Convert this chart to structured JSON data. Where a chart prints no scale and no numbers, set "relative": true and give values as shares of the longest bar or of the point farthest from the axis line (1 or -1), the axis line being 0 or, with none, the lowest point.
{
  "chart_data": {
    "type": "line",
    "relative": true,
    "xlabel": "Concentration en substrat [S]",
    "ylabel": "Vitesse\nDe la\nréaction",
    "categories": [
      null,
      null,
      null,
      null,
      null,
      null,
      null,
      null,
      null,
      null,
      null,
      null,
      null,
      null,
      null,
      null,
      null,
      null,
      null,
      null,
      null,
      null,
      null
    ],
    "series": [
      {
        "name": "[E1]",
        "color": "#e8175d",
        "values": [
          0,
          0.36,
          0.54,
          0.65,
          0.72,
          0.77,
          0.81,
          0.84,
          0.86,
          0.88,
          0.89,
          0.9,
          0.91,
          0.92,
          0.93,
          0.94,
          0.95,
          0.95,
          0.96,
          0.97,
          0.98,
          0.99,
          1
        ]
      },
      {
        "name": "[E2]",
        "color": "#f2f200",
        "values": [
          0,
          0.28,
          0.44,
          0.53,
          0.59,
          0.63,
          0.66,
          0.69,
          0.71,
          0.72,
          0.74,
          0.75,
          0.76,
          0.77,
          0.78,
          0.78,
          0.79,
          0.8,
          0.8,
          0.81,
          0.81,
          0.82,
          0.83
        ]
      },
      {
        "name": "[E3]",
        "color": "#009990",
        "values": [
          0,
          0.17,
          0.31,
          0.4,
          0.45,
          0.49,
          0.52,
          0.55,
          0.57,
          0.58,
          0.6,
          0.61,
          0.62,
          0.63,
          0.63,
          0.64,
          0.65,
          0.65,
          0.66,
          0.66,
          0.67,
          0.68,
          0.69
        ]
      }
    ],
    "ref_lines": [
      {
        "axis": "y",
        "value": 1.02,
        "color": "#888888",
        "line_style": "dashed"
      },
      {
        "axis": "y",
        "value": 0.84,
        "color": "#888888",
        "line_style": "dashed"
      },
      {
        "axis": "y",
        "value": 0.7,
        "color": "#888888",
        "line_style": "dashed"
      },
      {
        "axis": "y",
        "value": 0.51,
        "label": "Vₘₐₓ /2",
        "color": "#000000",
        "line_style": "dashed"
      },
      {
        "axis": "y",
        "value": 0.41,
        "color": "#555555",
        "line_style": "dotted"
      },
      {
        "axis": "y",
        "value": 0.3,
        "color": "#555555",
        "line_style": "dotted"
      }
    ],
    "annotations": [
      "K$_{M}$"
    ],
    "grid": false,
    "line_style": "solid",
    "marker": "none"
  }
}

========================

Exercise instructions: Reproduce the material in full, with no word added or dropped.

The result:
Convert this chart to structured JSON data. Where a chart prints no scale and no numbers, set "relative": true and give values as shares of the longest bar or of the point farthest from the axis line (1 or -1), the axis line being 0 or, with none, the lowest point.
{
  "chart_data": {
    "type": "line",
    "relative": true,
    "xlabel": "Concentration en substrat [S]",
    "ylabel": "Vitesse\nDe la\nréaction",
    "categories": [
      null,
      null,
      null,
      null,
      null,
      null,
      null,
      null,
      null,
      null,
      null,
      null,
      null,
      null,
      null,
      null,
      null,
      null,
      null,
      null,
      null,
      null,
      null
    ],
    "series": [
      {
        "name": "[E1]",
        "color": "#e8175d",
        "values": [
          0,
          0.36,
          0.54,
          0.65,
          0.72,
          0.77,
          0.81,
          0.84,
          0.86,
          0.88,
          0.89,
          0.9,
          0.91,
          0.92,
          0.93,
          0.94,
          0.95,
          0.95,
          0.96,
          0.97,
          0.98,
          0.99,
          1
        ]
      },
      {
        "name": "[E2]",
        "color": "#f2f200",
        "values": [
          0,
          0.28,
          0.44,
          0.53,
          0.59,
          0.63,
          0.66,
          0.69,
          0.71,
          0.72,
          0.74,
          0.75,
          0.76,
          0.77,
          0.78,
          0.78,
          0.79,
          0.8,
          0.8,
          0.81,
          0.81,
          0.82,
          0.83
        ]
      },
      {
        "name": "[E3]",
        "color": "#009990",
        "values": [
          0,
          0.17,
          0.31,
          0.4,
          0.45,
          0.49,
          0.52,
          0.55,
          0.57,
          0.58,
          0.6,
          0.61,
          0.62,
          0.63,
          0.63,
          0.64,
          0.65,
          0.65,
          0.66,
          0.66,
          0.67,
          0.68,
          0.69
        ]
      }
    ],
    "ref_lines": [
      {
        "axis": "y",
        "value": 1.02,
        "color": "#888888",
        "line_style": "dashed"
      },
      {
        "axis": "y",
        "value": 0.84,
        "color": "#888888",
        "line_style": "dashed"
      },
      {
        "axis": "y",
        "value": 0.7,
        "color": "#888888",
        "line_style": "dashed"
      },
      {
        "axis": "y",
        "value": 0.51,
        "label": "Vₘₐₓ /2",
        "color": "#000000",
        "line_style": "dashed"
      },
      {
        "axis": "y",
        "value": 0.41,
        "color": "#555555",
        "line_style": "dotted"
      },
      {
        "axis": "y",
        "value": 0.3,
        "color": "#555555",
        "line_style": "dotted"
      }
    ],
    "annotations": [
      "K$_{M}$"
    ],
    "grid": false,
    "line_style": "solid",
    "marker": "none"
  }
}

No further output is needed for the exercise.